■ **WHAT TO WORK ON**
Work through the listing below and count the lines that hold "label". Answer with the number alone.

(Excerpts from a figure dataset)
====
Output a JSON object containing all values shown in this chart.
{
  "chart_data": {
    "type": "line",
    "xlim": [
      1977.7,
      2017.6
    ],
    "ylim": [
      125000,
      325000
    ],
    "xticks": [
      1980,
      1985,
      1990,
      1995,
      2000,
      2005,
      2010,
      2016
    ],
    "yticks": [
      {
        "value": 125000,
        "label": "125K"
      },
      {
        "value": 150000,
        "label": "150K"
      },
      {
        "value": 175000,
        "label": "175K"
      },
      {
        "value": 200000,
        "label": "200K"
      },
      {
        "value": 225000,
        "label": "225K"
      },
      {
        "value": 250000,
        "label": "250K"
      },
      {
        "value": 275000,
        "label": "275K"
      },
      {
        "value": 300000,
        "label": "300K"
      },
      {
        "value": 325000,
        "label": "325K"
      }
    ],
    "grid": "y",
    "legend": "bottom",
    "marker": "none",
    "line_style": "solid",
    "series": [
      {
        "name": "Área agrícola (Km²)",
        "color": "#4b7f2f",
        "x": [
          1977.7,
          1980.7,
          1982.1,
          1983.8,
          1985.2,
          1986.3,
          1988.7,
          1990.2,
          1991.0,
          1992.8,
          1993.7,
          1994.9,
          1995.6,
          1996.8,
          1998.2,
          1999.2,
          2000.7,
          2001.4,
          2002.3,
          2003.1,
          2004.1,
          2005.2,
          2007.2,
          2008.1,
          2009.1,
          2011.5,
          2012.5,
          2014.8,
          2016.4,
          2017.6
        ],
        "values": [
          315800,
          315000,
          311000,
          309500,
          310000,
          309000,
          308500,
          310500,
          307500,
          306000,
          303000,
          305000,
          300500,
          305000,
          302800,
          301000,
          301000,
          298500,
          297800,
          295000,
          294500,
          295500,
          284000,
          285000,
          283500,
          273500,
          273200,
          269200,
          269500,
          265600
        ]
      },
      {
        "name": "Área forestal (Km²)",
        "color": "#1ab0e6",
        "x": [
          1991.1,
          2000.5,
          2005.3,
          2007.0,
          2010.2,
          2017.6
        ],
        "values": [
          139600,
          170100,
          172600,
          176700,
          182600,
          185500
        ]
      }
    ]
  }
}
====
■ **RESPONSE BELOW**
9